• _What to do_
Please reproduce the data verbatim, from its first line through the line containing "data-point-mo-lb <box>1398 307 1418 326</box>", including both of those lines.

>> START Task material

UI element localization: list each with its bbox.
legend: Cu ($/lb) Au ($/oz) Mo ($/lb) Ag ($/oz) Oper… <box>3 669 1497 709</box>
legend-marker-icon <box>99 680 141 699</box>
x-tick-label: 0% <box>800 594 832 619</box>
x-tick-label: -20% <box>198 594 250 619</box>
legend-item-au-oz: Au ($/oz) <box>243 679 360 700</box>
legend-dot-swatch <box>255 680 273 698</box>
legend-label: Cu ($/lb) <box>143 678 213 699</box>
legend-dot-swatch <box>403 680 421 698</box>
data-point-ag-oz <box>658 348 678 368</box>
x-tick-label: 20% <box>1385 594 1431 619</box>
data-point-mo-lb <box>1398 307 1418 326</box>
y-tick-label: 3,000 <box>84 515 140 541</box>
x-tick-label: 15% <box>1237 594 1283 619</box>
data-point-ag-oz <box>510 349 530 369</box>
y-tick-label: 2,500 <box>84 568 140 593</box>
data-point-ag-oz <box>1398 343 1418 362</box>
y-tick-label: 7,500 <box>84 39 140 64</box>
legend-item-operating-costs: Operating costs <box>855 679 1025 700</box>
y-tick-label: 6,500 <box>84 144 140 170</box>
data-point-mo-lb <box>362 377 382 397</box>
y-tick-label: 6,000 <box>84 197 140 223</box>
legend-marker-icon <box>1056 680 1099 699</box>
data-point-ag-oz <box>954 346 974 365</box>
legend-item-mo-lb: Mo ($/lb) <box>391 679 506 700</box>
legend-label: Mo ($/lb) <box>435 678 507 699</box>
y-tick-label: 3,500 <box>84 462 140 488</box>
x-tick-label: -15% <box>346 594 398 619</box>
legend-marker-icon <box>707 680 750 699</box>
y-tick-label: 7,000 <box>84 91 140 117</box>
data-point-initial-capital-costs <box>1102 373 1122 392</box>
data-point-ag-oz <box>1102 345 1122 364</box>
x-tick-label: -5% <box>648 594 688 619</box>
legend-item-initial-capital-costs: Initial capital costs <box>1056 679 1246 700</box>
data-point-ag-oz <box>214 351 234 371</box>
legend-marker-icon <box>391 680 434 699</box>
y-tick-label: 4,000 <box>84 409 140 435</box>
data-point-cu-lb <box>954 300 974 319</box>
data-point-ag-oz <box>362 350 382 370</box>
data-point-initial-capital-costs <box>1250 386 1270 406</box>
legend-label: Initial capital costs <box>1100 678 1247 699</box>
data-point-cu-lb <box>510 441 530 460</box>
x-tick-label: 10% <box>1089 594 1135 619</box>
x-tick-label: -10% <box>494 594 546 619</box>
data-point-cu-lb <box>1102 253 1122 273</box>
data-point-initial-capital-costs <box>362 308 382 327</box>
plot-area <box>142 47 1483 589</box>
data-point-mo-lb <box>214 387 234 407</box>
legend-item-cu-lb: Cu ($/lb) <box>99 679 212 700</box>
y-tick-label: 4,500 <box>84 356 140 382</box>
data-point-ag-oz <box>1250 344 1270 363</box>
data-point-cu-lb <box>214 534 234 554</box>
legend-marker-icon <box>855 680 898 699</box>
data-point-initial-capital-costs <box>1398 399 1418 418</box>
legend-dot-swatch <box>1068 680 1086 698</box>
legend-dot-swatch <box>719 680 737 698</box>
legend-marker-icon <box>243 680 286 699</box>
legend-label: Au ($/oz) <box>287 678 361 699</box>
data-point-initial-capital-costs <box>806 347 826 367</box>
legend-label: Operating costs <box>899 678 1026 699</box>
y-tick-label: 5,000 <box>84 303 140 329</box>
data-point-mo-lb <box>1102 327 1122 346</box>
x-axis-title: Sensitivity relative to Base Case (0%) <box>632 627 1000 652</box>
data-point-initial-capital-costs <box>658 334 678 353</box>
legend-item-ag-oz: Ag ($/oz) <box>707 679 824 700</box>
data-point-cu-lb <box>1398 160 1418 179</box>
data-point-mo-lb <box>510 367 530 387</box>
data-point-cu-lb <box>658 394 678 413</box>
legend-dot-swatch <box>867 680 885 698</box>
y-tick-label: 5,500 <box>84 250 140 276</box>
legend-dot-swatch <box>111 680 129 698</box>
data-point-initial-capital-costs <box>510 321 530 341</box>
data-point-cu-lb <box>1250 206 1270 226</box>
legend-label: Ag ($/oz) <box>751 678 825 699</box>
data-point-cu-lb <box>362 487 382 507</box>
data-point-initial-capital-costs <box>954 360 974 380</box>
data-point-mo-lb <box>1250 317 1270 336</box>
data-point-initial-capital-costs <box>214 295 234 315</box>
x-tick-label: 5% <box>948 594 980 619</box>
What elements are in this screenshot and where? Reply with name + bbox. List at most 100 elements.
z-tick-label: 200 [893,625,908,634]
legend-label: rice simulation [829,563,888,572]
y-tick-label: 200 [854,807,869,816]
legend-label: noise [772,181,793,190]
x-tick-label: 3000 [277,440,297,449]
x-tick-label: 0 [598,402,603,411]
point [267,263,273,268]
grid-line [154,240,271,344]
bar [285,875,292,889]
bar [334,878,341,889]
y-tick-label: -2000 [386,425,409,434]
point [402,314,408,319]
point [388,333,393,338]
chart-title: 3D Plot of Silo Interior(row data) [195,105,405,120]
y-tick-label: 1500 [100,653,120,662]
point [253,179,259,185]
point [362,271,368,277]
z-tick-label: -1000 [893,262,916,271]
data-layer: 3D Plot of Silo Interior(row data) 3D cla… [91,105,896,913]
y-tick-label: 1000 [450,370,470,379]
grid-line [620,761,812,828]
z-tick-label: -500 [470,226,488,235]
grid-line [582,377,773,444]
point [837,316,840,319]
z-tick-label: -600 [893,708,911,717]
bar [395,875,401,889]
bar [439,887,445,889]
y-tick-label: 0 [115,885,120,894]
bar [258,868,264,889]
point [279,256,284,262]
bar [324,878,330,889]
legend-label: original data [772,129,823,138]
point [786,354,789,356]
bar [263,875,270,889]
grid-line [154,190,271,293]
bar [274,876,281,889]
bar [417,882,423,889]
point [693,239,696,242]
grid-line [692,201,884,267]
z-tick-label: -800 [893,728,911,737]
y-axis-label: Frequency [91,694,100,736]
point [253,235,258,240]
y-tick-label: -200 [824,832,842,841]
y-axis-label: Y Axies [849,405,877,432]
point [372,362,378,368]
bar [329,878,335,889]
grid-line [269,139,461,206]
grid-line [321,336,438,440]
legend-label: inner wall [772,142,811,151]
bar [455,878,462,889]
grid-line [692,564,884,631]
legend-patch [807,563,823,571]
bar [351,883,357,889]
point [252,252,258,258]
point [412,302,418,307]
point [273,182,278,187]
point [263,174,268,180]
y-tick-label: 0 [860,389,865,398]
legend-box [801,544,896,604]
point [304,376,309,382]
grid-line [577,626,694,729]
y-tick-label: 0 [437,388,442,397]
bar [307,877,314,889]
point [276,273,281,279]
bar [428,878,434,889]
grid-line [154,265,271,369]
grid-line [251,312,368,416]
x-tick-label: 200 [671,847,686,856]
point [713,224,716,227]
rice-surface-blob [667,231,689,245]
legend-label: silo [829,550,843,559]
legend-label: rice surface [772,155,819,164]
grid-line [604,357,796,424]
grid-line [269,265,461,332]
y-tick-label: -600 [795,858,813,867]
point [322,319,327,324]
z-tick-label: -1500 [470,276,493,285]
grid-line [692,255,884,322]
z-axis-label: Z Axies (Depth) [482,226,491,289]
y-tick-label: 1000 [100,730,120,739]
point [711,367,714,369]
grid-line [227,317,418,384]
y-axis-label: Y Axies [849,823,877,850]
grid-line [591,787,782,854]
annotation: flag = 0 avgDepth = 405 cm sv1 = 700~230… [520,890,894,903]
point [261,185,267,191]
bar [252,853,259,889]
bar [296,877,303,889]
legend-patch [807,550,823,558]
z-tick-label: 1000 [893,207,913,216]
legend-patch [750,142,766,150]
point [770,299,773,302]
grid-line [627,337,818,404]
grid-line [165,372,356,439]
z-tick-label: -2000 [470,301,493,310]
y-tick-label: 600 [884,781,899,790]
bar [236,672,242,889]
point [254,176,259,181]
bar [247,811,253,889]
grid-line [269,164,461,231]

>> END Task material

• _Solution to this problem_
UI element localization: list each with its bbox.
legend: Cu ($/lb) Au ($/oz) Mo ($/lb) Ag ($/oz) Oper… <box>3 669 1497 709</box>
legend-marker-icon <box>99 680 141 699</box>
x-tick-label: 0% <box>800 594 832 619</box>
x-tick-label: -20% <box>198 594 250 619</box>
legend-item-au-oz: Au ($/oz) <box>243 679 360 700</box>
legend-dot-swatch <box>255 680 273 698</box>
legend-label: Cu ($/lb) <box>143 678 213 699</box>
legend-dot-swatch <box>403 680 421 698</box>
data-point-ag-oz <box>658 348 678 368</box>
x-tick-label: 20% <box>1385 594 1431 619</box>
data-point-mo-lb <box>1398 307 1418 326</box>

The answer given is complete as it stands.